- Data listing
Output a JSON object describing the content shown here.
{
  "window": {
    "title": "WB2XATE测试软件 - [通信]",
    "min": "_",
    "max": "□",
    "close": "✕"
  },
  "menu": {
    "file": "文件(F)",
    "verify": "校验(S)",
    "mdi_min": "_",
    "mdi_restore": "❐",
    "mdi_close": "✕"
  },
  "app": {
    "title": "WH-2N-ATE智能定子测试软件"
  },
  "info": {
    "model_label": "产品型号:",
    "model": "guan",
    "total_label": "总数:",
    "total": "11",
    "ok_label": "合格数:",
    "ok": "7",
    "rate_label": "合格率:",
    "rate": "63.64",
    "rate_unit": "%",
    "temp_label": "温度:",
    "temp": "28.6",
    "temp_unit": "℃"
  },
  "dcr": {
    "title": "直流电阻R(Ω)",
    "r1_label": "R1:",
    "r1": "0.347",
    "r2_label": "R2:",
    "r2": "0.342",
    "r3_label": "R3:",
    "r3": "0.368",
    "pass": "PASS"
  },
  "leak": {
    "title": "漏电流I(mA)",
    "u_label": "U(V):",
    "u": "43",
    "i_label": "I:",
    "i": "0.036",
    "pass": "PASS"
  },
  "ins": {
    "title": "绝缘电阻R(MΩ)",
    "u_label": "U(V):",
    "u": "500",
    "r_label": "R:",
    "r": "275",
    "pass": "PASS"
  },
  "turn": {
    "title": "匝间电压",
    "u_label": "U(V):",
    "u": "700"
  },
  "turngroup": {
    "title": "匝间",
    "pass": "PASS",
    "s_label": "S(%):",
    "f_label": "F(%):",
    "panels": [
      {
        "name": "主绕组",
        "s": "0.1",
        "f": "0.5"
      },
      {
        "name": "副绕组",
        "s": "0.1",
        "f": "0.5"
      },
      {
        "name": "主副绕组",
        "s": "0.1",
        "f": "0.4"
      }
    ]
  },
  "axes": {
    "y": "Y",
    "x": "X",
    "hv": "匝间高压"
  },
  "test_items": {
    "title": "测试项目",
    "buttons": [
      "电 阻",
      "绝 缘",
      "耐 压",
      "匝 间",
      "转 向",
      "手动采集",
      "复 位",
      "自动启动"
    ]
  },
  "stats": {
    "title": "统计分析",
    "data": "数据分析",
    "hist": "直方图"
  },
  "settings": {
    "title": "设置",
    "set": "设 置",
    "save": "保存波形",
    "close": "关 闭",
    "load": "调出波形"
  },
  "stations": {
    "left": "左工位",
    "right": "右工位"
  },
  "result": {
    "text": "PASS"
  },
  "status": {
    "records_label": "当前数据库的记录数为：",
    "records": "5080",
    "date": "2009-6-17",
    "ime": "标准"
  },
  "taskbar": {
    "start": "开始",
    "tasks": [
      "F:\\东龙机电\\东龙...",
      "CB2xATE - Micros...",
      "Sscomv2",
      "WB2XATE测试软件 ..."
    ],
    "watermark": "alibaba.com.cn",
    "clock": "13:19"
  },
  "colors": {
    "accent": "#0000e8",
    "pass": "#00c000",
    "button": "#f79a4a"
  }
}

- To do
Return every entry exactly as given.

- Result of the exercise
Output a JSON object describing the content shown here.
{
  "window": {
    "title": "WB2XATE测试软件 - [通信]",
    "min": "_",
    "max": "□",
    "close": "✕"
  },
  "menu": {
    "file": "文件(F)",
    "verify": "校验(S)",
    "mdi_min": "_",
    "mdi_restore": "❐",
    "mdi_close": "✕"
  },
  "app": {
    "title": "WH-2N-ATE智能定子测试软件"
  },
  "info": {
    "model_label": "产品型号:",
    "model": "guan",
    "total_label": "总数:",
    "total": "11",
    "ok_label": "合格数:",
    "ok": "7",
    "rate_label": "合格率:",
    "rate": "63.64",
    "rate_unit": "%",
    "temp_label": "温度:",
    "temp": "28.6",
    "temp_unit": "℃"
  },
  "dcr": {
    "title": "直流电阻R(Ω)",
    "r1_label": "R1:",
    "r1": "0.347",
    "r2_label": "R2:",
    "r2": "0.342",
    "r3_label": "R3:",
    "r3": "0.368",
    "pass": "PASS"
  },
  "leak": {
    "title": "漏电流I(mA)",
    "u_label": "U(V):",
    "u": "43",
    "i_label": "I:",
    "i": "0.036",
    "pass": "PASS"
  },
  "ins": {
    "title": "绝缘电阻R(MΩ)",
    "u_label": "U(V):",
    "u": "500",
    "r_label": "R:",
    "r": "275",
    "pass": "PASS"
  },
  "turn": {
    "title": "匝间电压",
    "u_label": "U(V):",
    "u": "700"
  },
  "turngroup": {
    "title": "匝间",
    "pass": "PASS",
    "s_label": "S(%):",
    "f_label": "F(%):",
    "panels": [
      {
        "name": "主绕组",
        "s": "0.1",
        "f": "0.5"
      },
      {
        "name": "副绕组",
        "s": "0.1",
        "f": "0.5"
      },
      {
        "name": "主副绕组",
        "s": "0.1",
        "f": "0.4"
      }
    ]
  },
  "axes": {
    "y": "Y",
    "x": "X",
    "hv": "匝间高压"
  },
  "test_items": {
    "title": "测试项目",
    "buttons": [
      "电 阻",
      "绝 缘",
      "耐 压",
      "匝 间",
      "转 向",
      "手动采集",
      "复 位",
      "自动启动"
    ]
  },
  "stats": {
    "title": "统计分析",
    "data": "数据分析",
    "hist": "直方图"
  },
  "settings": {
    "title": "设置",
    "set": "设 置",
    "save": "保存波形",
    "close": "关 闭",
    "load": "调出波形"
  },
  "stations": {
    "left": "左工位",
    "right": "右工位"
  },
  "result": {
    "text": "PASS"
  },
  "status": {
    "records_label": "当前数据库的记录数为：",
    "records": "5080",
    "date": "2009-6-17",
    "ime": "标准"
  },
  "taskbar": {
    "start": "开始",
    "tasks": [
      "F:\\东龙机电\\东龙...",
      "CB2xATE - Micros...",
      "Sscomv2",
      "WB2XATE测试软件 ..."
    ],
    "watermark": "alibaba.com.cn",
    "clock": "13:19"
  },
  "colors": {
    "accent": "#0000e8",
    "pass": "#00c000",
    "button": "#f79a4a"
  }
}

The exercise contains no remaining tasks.